Copy out every record precisely.
Start
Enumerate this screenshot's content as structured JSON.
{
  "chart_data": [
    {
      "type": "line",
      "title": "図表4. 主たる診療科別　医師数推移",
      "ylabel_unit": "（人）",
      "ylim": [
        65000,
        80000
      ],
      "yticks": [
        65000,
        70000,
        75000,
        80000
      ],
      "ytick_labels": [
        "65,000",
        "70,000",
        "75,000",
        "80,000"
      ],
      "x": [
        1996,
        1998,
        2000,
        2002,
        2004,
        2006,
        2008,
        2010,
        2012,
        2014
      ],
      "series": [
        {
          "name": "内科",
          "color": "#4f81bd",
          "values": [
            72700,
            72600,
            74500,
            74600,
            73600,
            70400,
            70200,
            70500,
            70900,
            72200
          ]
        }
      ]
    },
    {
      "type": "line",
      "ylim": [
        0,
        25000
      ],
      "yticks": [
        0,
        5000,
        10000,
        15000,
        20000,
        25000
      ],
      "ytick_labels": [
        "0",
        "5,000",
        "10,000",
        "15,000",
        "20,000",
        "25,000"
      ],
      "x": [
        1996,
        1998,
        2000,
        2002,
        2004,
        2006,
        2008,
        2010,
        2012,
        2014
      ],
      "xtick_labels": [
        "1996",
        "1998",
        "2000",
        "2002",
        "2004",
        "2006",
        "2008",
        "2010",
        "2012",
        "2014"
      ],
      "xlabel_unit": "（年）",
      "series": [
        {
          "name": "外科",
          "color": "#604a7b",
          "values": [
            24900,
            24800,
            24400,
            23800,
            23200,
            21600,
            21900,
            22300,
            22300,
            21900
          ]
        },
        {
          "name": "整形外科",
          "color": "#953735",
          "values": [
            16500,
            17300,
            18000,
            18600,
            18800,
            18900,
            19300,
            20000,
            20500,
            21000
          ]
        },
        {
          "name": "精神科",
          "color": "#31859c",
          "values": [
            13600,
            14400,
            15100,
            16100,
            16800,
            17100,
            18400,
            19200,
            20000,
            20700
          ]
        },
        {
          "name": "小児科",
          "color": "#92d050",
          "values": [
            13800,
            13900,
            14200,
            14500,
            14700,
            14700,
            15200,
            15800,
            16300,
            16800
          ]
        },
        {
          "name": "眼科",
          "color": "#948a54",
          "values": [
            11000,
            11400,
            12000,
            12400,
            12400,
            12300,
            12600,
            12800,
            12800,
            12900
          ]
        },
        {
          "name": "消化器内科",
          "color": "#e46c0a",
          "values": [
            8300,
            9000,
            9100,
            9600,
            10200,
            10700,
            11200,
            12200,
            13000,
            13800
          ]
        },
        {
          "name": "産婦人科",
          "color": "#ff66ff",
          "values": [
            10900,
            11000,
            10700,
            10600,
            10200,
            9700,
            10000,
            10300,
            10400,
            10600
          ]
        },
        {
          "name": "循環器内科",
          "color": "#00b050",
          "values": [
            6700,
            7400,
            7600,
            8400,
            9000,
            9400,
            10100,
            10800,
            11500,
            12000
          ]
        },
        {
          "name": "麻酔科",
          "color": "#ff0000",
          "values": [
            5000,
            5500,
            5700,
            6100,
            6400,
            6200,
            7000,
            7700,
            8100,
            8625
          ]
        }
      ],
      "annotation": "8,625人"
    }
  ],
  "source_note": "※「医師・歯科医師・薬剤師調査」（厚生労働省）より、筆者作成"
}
End
**Problem solution**
Enumerate this screenshot's content as structured JSON.
{
  "chart_data": [
    {
      "type": "line",
      "title": "図表4. 主たる診療科別　医師数推移",
      "ylabel_unit": "（人）",
      "ylim": [
        65000,
        80000
      ],
      "yticks": [
        65000,
        70000,
        75000,
        80000
      ],
      "ytick_labels": [
        "65,000",
        "70,000",
        "75,000",
        "80,000"
      ],
      "x": [
        1996,
        1998,
        2000,
        2002,
        2004,
        2006,
        2008,
        2010,
        2012,
        2014
      ],
      "series": [
        {
          "name": "内科",
          "color": "#4f81bd",
          "values": [
            72700,
            72600,
            74500,
            74600,
            73600,
            70400,
            70200,
            70500,
            70900,
            72200
          ]
        }
      ]
    },
    {
      "type": "line",
      "ylim": [
        0,
        25000
      ],
      "yticks": [
        0,
        5000,
        10000,
        15000,
        20000,
        25000
      ],
      "ytick_labels": [
        "0",
        "5,000",
        "10,000",
        "15,000",
        "20,000",
        "25,000"
      ],
      "x": [
        1996,
        1998,
        2000,
        2002,
        2004,
        2006,
        2008,
        2010,
        2012,
        2014
      ],
      "xtick_labels": [
        "1996",
        "1998",
        "2000",
        "2002",
        "2004",
        "2006",
        "2008",
        "2010",
        "2012",
        "2014"
      ],
      "xlabel_unit": "（年）",
      "series": [
        {
          "name": "外科",
          "color": "#604a7b",
          "values": [
            24900,
            24800,
            24400,
            23800,
            23200,
            21600,
            21900,
            22300,
            22300,
            21900
          ]
        },
        {
          "name": "整形外科",
          "color": "#953735",
          "values": [
            16500,
            17300,
            18000,
            18600,
            18800,
            18900,
            19300,
            20000,
            20500,
            21000
          ]
        },
        {
          "name": "精神科",
          "color": "#31859c",
          "values": [
            13600,
            14400,
            15100,
            16100,
            16800,
            17100,
            18400,
            19200,
            20000,
            20700
          ]
        },
        {
          "name": "小児科",
          "color": "#92d050",
          "values": [
            13800,
            13900,
            14200,
            14500,
            14700,
            14700,
            15200,
            15800,
            16300,
            16800
          ]
        },
        {
          "name": "眼科",
          "color": "#948a54",
          "values": [
            11000,
            11400,
            12000,
            12400,
            12400,
            12300,
            12600,
            12800,
            12800,
            12900
          ]
        },
        {
          "name": "消化器内科",
          "color": "#e46c0a",
          "values": [
            8300,
            9000,
            9100,
            9600,
            10200,
            10700,
            11200,
            12200,
            13000,
            13800
          ]
        },
        {
          "name": "産婦人科",
          "color": "#ff66ff",
          "values": [
            10900,
            11000,
            10700,
            10600,
            10200,
            9700,
            10000,
            10300,
            10400,
            10600
          ]
        },
        {
          "name": "循環器内科",
          "color": "#00b050",
          "values": [
            6700,
            7400,
            7600,
            8400,
            9000,
            9400,
            10100,
            10800,
            11500,
            12000
          ]
        },
        {
          "name": "麻酔科",
          "color": "#ff0000",
          "values": [
            5000,
            5500,
            5700,
            6100,
            6400,
            6200,
            7000,
            7700,
            8100,
            8625
          ]
        }
      ],
      "annotation": "8,625人"
    }
  ],
  "source_note": "※「医師・歯科医師・薬剤師調査」（厚生労働省）より、筆者作成"
}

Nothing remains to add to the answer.